◆ TASK DATA:
────────
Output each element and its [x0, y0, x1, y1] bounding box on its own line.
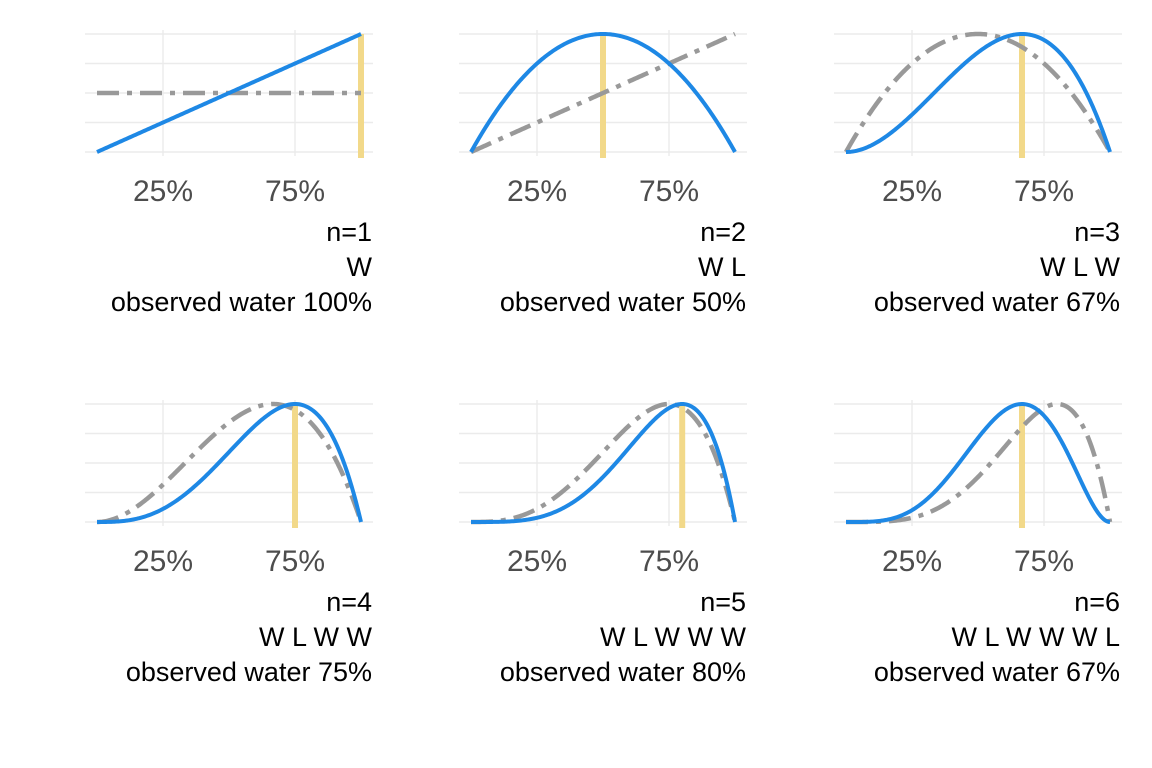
- x-tick-label: 75%: [639, 175, 699, 208]
- x-tick-label: 25%: [133, 545, 193, 578]
- posterior-curve: [471, 401, 737, 524]
- panel-observed-label: observed water 50%: [500, 287, 746, 317]
- panel-n-label: n=3: [1074, 217, 1120, 247]
- x-tick-label: 25%: [507, 545, 567, 578]
- posterior-curve: [97, 401, 363, 524]
- panel-5: 25% 75%n=5 W L W W W observed water 80%: [459, 400, 747, 687]
- panel-n-label: n=2: [700, 217, 746, 247]
- panel-sequence-label: W L: [698, 252, 746, 282]
- posterior-curve: [846, 401, 1111, 524]
- posterior-curve: [96, 32, 362, 154]
- panel-4: 25% 75%n=4 W L W W observed water 75%: [85, 400, 373, 687]
- panel-n-label: n=6: [1074, 587, 1120, 617]
- panel-sequence-label: W L W W W: [600, 622, 746, 652]
- panel-n-label: n=4: [326, 587, 372, 617]
- panel-observed-label: observed water 80%: [500, 657, 746, 687]
- x-tick-label: 25%: [882, 175, 942, 208]
- panel-observed-label: observed water 75%: [126, 657, 372, 687]
- prior-curve: [96, 401, 364, 525]
- x-tick-label: 25%: [133, 175, 193, 208]
- panel-observed-label: observed water 100%: [111, 287, 372, 317]
- x-tick-label: 75%: [1014, 175, 1074, 208]
- panel-sequence-label: W L W W W L: [952, 622, 1120, 652]
- x-tick-label: 75%: [1014, 545, 1074, 578]
- x-tick-label: 75%: [639, 545, 699, 578]
- panel-n-label: n=5: [700, 587, 746, 617]
- prior-curve: [471, 401, 738, 525]
- panel-3: 25% 75%n=3 W L W observed water 67%: [834, 30, 1122, 317]
- panel-observed-label: observed water 67%: [874, 657, 1120, 687]
- panel-6: 25% 75%n=6 W L W W W L observed water 67%: [834, 400, 1122, 687]
- panel-sequence-label: W: [347, 252, 373, 282]
- x-tick-label: 25%: [882, 545, 942, 578]
- posterior-curve: [469, 31, 737, 153]
- prior-curve: [470, 31, 736, 155]
- panel-observed-label: observed water 67%: [874, 287, 1120, 317]
- posterior-curve: [845, 31, 1112, 154]
- x-tick-label: 25%: [507, 175, 567, 208]
- prior-curve: [844, 31, 1112, 154]
- panel-n-label: n=1: [326, 217, 372, 247]
- panel-sequence-label: W L W W: [259, 622, 372, 652]
- x-tick-label: 75%: [265, 175, 325, 208]
- panel-2: 25% 75%n=2 W L observed water 50%: [459, 30, 747, 317]
- x-tick-label: 75%: [265, 545, 325, 578]
- panel-sequence-label: W L W: [1040, 252, 1121, 282]
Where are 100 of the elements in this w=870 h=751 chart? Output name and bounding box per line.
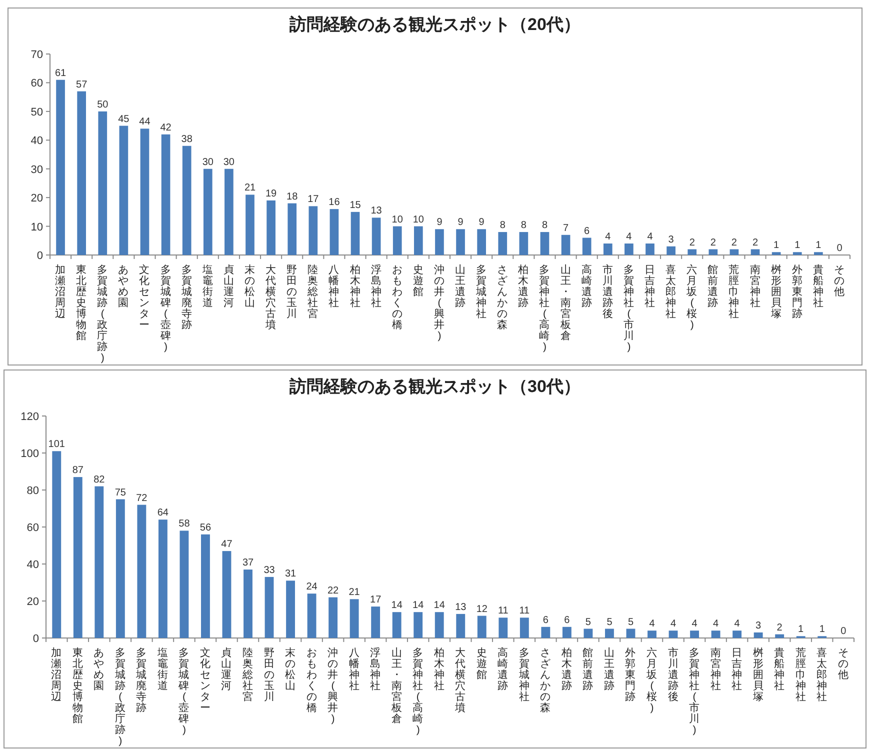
────────
◆ OBJECTIVE: Format as a JSON list of strings, one string per line with blank lines omitted, the part that opens with the line containing "- x-tick-label: 75%: [639, 175, 699, 208]" and closes with the line containing "- panel-n-label: n=2: [700, 217, 746, 247]".

◆ COMPLETE OUTPUT:
[
  "- x-tick-label: 75%: [639, 175, 699, 208]",
  "- x-tick-label: 25%: [133, 545, 193, 578]",
  "- posterior-curve: [471, 401, 737, 524]",
  "- panel-observed-label: observed water 50%: [500, 287, 746, 317]",
  "- panel-n-label: n=3: [1074, 217, 1120, 247]",
  "- x-tick-label: 25%: [507, 545, 567, 578]",
  "- posterior-curve: [97, 401, 363, 524]",
  "- panel-5: 25% 75%n=5 W L W W W observed water 80%: [459, 400, 747, 687]",
  "- panel-n-label: n=2: [700, 217, 746, 247]"
]